Reproduce the records that follow in full, excluding any picture they contain.

Saved data entries:
============
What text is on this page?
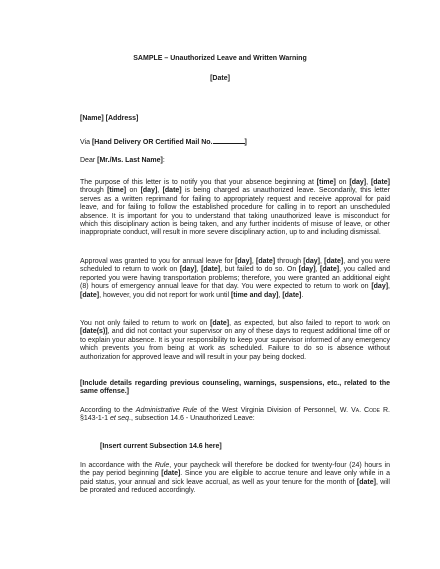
SAMPLE – Unauthorized Leave and Written Warning
[Date]
[Name] [Address]
Via [Hand Delivery OR Certified Mail No.	]
Dear [Mr./Ms. Last Name]:

The purpose of this letter is to notify you that your absence beginning at [time] on [day], [date] through [time] on [day], [date] is being charged as unauthorized leave. Secondarily, this letter serves as a written reprimand for failing to appropriately request and receive approval for paid leave, and for failing to follow the established procedure for calling in to report an unscheduled absence. It is important for you to understand that taking unauthorized leave is misconduct for which this disciplinary action is being taken, and any further incidents of misuse of leave, or other inappropriate conduct, will result in more severe disciplinary action, up to and including dismissal.

Approval was granted to you for annual leave for [day], [date] through [day], [date], and you were scheduled to return to work on [day], [date], but failed to do so. On [day], [date], you called and reported you were having transportation problems; therefore, you were granted an additional eight (8) hours of emergency annual leave for that day. You were expected to return to work on [day], [date], however, you did not report for work until [time and day], [date].

You not only failed to return to work on [date], as expected, but also failed to report to work on [date(s)], and did not contact your supervisor on any of these days to request additional time off or to explain your absence. It is your responsibility to keep your supervisor informed of any emergency which prevents you from being at work as scheduled. Failure to do so is absence without authorization for approved leave and will result in your pay being docked.

[Include details regarding previous counseling, warnings, suspensions, etc., related to the same offense.]

According to the Administrative Rule of the West Virginia Division of Personnel, W. Va. Code R. §143-1-1 et seq., subsection 14.6 - Unauthorized Leave:

[Insert current Subsection 14.6 here]

In accordance with the Rule, your paycheck will therefore be docked for twenty-four (24) hours in the pay period beginning [date]. Since you are eligible to accrue tenure and leave only while in a paid status, your annual and sick leave accrual, as well as your tenure for the month of [date], will be prorated and reduced accordingly.
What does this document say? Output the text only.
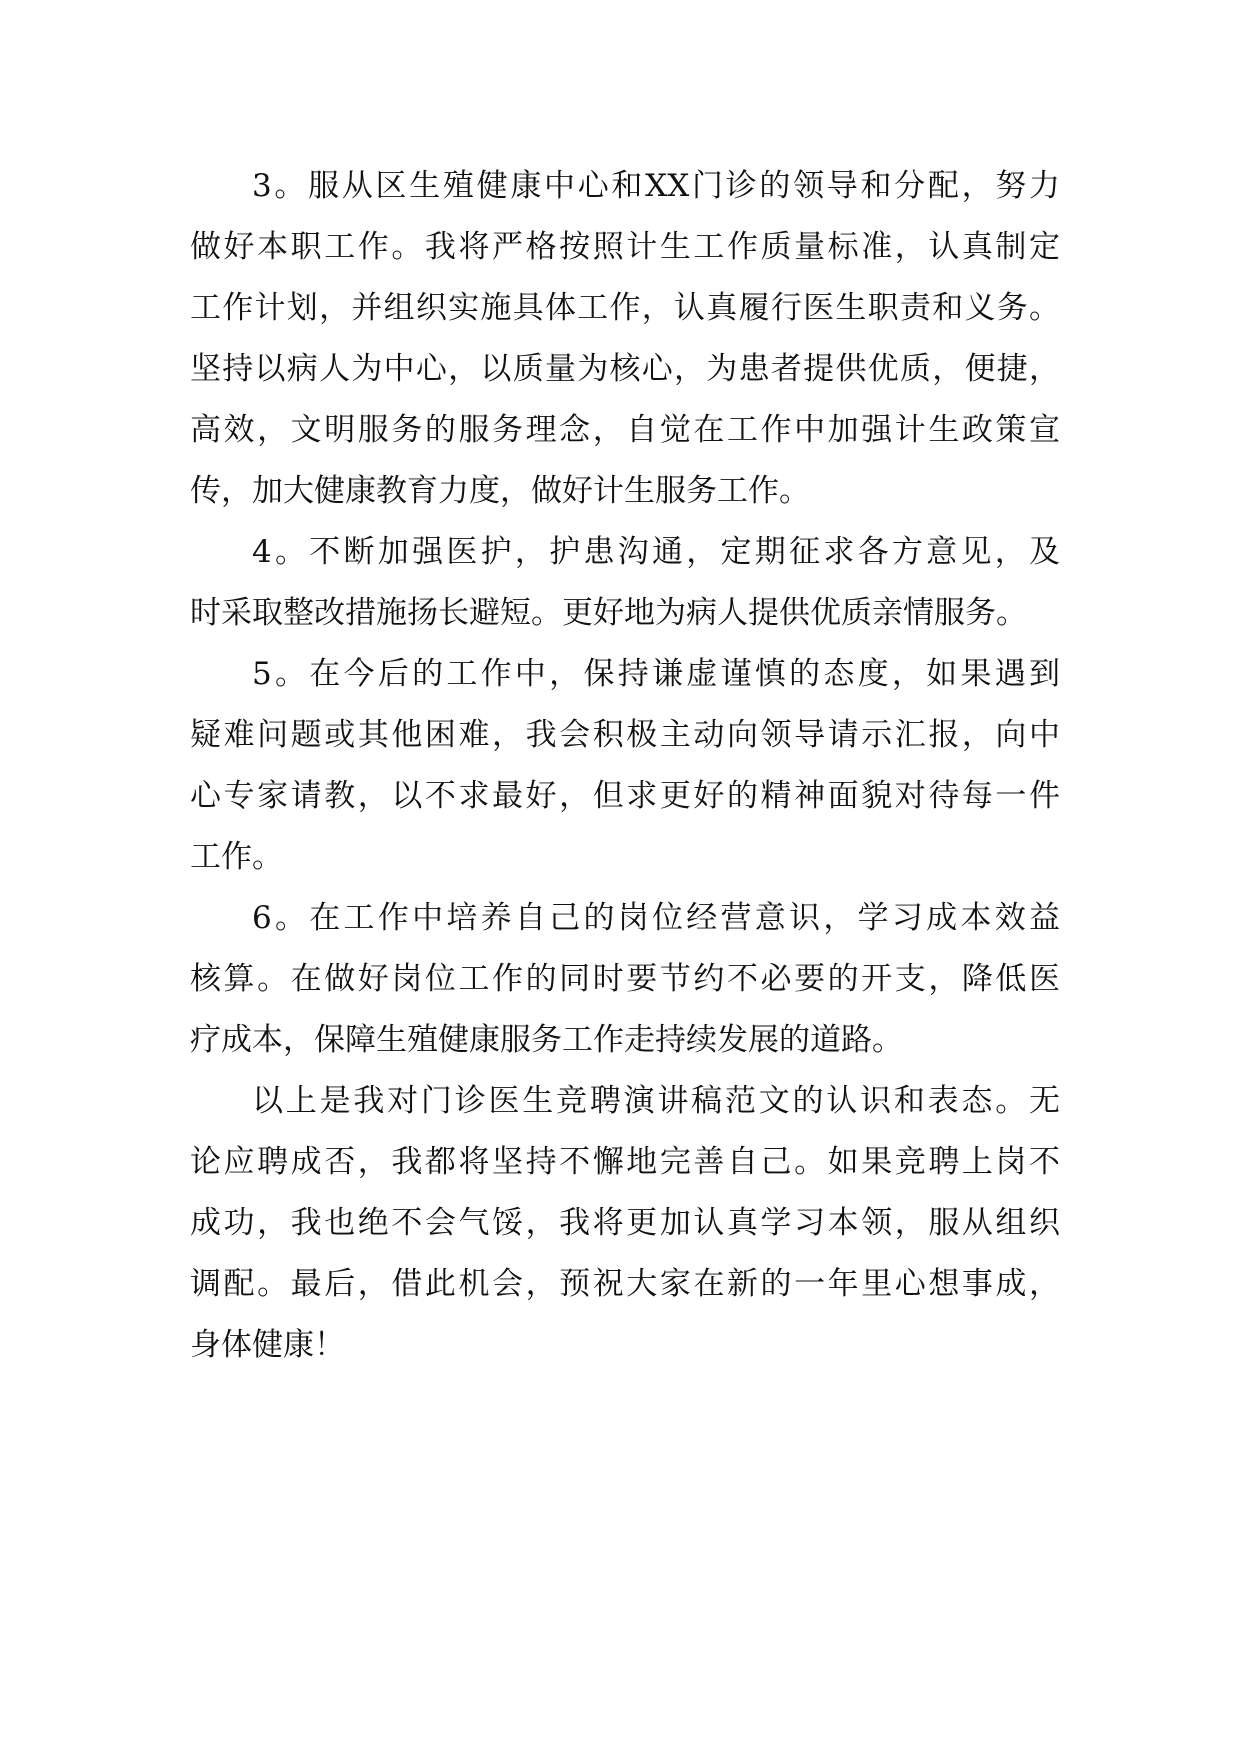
3。服从区生殖健康中心和XX门诊的领导和分配，努力
做好本职工作。我将严格按照计生工作质量标准，认真制定
工作计划，并组织实施具体工作，认真履行医生职责和义务。
坚持以病人为中心，以质量为核心，为患者提供优质，便捷，
高效，文明服务的服务理念，自觉在工作中加强计生政策宣
传，加大健康教育力度，做好计生服务工作。
4。不断加强医护，护患沟通，定期征求各方意见，及
时采取整改措施扬长避短。更好地为病人提供优质亲情服务。
5。在今后的工作中，保持谦虚谨慎的态度，如果遇到
疑难问题或其他困难，我会积极主动向领导请示汇报，向中
心专家请教，以不求最好，但求更好的精神面貌对待每一件
工作。
6。在工作中培养自己的岗位经营意识，学习成本效益
核算。在做好岗位工作的同时要节约不必要的开支，降低医
疗成本，保障生殖健康服务工作走持续发展的道路。
以上是我对门诊医生竞聘演讲稿范文的认识和表态。无
论应聘成否，我都将坚持不懈地完善自己。如果竞聘上岗不
成功，我也绝不会气馁，我将更加认真学习本领，服从组织
调配。最后，借此机会，预祝大家在新的一年里心想事成，
身体健康！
============
• _Correct response_:
What text is on this page?
SAMPLE – Unauthorized Leave and Written Warning
[Date]
[Name] [Address]
Via [Hand Delivery OR Certified Mail No.	]
Dear [Mr./Ms. Last Name]:

The purpose of this letter is to notify you that your absence beginning at [time] on [day], [date] through [time] on [day], [date] is being charged as unauthorized leave. Secondarily, this letter serves as a written reprimand for failing to appropriately request and receive approval for paid leave, and for failing to follow the established procedure for calling in to report an unscheduled absence. It is important for you to understand that taking unauthorized leave is misconduct for which this disciplinary action is being taken, and any further incidents of misuse of leave, or other inappropriate conduct, will result in more severe disciplinary action, up to and including dismissal.

Approval was granted to you for annual leave for [day], [date] through [day], [date], and you were scheduled to return to work on [day], [date], but failed to do so. On [day], [date], you called and reported you were having transportation problems; therefore, you were granted an additional eight (8) hours of emergency annual leave for that day. You were expected to return to work on [day], [date], however, you did not report for work until [time and day], [date].

You not only failed to return to work on [date], as expected, but also failed to report to work on [date(s)], and did not contact your supervisor on any of these days to request additional time off or to explain your absence. It is your responsibility to keep your supervisor informed of any emergency which prevents you from being at work as scheduled. Failure to do so is absence without authorization for approved leave and will result in your pay being docked.

[Include details regarding previous counseling, warnings, suspensions, etc., related to the same offense.]

According to the Administrative Rule of the West Virginia Division of Personnel, W. Va. Code R. §143-1-1 et seq., subsection 14.6 - Unauthorized Leave:

[Insert current Subsection 14.6 here]

In accordance with the Rule, your paycheck will therefore be docked for twenty-four (24) hours in the pay period beginning [date]. Since you are eligible to accrue tenure and leave only while in a paid status, your annual and sick leave accrual, as well as your tenure for the month of [date], will be prorated and reduced accordingly.
What does this document say? Output the text only.
3。服从区生殖健康中心和XX门诊的领导和分配，努力
做好本职工作。我将严格按照计生工作质量标准，认真制定
工作计划，并组织实施具体工作，认真履行医生职责和义务。
坚持以病人为中心，以质量为核心，为患者提供优质，便捷，
高效，文明服务的服务理念，自觉在工作中加强计生政策宣
传，加大健康教育力度，做好计生服务工作。
4。不断加强医护，护患沟通，定期征求各方意见，及
时采取整改措施扬长避短。更好地为病人提供优质亲情服务。
5。在今后的工作中，保持谦虚谨慎的态度，如果遇到
疑难问题或其他困难，我会积极主动向领导请示汇报，向中
心专家请教，以不求最好，但求更好的精神面貌对待每一件
工作。
6。在工作中培养自己的岗位经营意识，学习成本效益
核算。在做好岗位工作的同时要节约不必要的开支，降低医
疗成本，保障生殖健康服务工作走持续发展的道路。
以上是我对门诊医生竞聘演讲稿范文的认识和表态。无
论应聘成否，我都将坚持不懈地完善自己。如果竞聘上岗不
成功，我也绝不会气馁，我将更加认真学习本领，服从组织
调配。最后，借此机会，预祝大家在新的一年里心想事成，
身体健康！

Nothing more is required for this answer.